• [EJERCICIOS PROPUESTOS]
1. Enumere todos los sintagmas del fragmento seleccionado en los que aparece la palabra «nacional» o «nacionales».
2. Según el fragmento seleccionado, ¿qué respeta y admira Magín Vinielles?
3. Prosiga el fragmento sobre el prólogo de Rafael García Serrano a partir de la última oración que figura en él.

Y nada más: el que haya leído este prólogo, que siga adelante. Al que no lo haya leído —sobre todo si es critico exquisitamente intelectual— le felicito en nombre del autor, a quien hago daño, y en el mío propio, porque hace mucho tiempo que sus opiniones acostumbro a pasármelas por el mismísimo arco de triunfo.
Otra cosa: como buen nacional, como buen español, Magín Vinielles respeta y admira el valor del enemigo. Vieja costumbre nacional que casi nadie ha descubiertoen los autores nacionales, aunque eyaculen de satisfacción si, por casualidad, la descubren en un testimonio rojo: ¡y sobre todo ciertos críticos!

Madrid, Santiago 71

RAFAEL GARCÍA SERRANO

3 comentarios:

Unknown dijo...

¿Memoria histórica oxímoron? ¿No será más bien un pleonasmo?

Al leer el prólogo del magnífico escritor Rafael García Serrano, me viene a la cabeza el título de uno de sus libros: "Retrato al minuto de un cabrón contemporáneo"

• [DATOS PROPORCIONADOS]

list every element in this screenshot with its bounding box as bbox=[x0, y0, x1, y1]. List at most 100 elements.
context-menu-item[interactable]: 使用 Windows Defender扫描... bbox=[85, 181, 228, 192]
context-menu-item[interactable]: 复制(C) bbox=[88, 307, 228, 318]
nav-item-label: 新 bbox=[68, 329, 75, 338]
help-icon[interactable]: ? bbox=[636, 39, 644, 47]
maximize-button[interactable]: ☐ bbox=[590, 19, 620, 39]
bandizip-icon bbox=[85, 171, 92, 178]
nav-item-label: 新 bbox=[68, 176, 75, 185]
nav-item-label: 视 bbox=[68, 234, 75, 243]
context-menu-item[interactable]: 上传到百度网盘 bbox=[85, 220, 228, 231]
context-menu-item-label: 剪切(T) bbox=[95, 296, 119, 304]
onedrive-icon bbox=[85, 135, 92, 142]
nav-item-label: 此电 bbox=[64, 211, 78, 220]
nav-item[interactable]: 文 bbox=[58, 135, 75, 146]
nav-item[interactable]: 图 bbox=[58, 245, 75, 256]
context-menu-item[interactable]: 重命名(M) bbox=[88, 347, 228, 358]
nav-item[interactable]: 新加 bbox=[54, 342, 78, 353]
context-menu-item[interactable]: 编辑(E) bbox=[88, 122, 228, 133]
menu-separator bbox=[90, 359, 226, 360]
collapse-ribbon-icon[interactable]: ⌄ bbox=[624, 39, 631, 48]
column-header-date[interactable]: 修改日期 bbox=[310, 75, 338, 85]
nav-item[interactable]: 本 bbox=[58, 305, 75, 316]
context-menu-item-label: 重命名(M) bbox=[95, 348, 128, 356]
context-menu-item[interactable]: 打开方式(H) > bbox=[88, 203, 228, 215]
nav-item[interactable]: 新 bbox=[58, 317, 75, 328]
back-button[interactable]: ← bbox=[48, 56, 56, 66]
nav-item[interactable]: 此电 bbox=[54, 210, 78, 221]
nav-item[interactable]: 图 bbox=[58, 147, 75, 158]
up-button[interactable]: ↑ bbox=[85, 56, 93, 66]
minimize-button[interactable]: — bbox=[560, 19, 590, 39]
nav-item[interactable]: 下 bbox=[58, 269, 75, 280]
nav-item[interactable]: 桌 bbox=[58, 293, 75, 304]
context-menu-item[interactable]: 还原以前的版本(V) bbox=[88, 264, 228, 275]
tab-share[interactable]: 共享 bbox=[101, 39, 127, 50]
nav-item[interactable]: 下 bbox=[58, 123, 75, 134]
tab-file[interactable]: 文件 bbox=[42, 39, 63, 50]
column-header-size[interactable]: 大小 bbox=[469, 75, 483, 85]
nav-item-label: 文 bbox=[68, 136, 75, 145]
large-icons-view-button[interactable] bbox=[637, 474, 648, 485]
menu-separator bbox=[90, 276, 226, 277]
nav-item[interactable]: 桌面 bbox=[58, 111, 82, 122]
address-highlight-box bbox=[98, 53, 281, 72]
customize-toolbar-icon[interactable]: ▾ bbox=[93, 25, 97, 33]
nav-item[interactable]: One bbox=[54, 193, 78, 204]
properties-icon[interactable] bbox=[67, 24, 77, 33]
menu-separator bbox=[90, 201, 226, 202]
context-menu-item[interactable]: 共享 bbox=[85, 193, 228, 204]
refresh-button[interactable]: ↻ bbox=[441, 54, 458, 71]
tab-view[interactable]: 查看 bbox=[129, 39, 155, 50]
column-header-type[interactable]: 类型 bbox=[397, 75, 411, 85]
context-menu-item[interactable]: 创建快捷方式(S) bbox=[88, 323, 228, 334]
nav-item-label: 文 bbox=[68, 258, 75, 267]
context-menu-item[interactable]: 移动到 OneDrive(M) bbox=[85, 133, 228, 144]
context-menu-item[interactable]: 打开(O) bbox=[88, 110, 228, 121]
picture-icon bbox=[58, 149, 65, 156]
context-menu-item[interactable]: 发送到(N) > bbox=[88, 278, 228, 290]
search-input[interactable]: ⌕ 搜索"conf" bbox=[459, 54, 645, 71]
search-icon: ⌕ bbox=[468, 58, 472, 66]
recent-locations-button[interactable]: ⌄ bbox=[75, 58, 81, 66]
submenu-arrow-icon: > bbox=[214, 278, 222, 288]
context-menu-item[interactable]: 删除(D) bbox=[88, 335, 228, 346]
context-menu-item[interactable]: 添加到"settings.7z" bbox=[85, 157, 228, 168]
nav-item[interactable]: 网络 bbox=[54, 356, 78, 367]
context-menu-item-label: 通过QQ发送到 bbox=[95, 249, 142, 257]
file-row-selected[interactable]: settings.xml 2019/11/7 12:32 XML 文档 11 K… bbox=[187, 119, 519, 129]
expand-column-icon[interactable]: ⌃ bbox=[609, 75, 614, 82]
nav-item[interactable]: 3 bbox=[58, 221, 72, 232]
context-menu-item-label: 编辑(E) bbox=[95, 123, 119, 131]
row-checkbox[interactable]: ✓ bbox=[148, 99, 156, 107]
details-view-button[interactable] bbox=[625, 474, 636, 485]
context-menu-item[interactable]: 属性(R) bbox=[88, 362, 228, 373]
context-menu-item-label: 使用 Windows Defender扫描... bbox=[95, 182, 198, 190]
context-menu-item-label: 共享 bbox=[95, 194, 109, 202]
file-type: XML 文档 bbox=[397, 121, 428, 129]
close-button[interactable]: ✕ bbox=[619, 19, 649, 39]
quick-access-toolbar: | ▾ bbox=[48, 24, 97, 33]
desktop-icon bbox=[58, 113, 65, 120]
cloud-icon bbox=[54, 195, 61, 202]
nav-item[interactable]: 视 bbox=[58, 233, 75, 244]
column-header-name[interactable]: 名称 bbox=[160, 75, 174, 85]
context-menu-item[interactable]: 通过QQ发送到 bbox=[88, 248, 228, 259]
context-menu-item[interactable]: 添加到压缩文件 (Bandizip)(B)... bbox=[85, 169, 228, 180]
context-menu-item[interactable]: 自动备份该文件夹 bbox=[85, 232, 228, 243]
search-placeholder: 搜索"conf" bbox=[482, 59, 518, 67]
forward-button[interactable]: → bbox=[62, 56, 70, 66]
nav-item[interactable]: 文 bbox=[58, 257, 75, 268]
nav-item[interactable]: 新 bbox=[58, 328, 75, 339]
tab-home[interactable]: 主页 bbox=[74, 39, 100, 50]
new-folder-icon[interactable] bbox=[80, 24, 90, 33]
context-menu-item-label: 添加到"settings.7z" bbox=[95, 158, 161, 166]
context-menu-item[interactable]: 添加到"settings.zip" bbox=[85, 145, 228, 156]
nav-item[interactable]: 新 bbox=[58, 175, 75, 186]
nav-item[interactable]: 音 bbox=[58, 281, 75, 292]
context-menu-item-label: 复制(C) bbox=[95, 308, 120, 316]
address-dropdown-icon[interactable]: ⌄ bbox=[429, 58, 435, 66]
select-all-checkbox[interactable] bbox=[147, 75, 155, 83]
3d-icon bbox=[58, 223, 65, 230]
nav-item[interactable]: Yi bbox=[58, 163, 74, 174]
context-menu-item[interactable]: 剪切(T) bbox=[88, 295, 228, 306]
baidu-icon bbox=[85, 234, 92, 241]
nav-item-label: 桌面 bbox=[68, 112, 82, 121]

• [RESPUESTAS POR EJERCICIO]
1.
- como buen nacional
- Vieja costumbre nacional
- los autores nacionales

2. El valor del enemigo.

3.
¡Qué grande!

Saludos

29octubre dijo...

Oxímoron. El oxímoron consiste en armonizar dos conceptos opuestos en una sola expresión. La historia siempre es objetiva, la memoria siempre es subjetiva. De ahí la idea.

Unknown dijo...

Efectivamente, visto desde ese punto de vista, se trata de un oxímoron. Ahora bien, esa misma expresión puede ser también un pleonasmo, ya que la memoria se refiere a hechos pasados, es decir, a historia. La diferencia está, como tú señalas, en el distinto enfoque que tiene una y otra.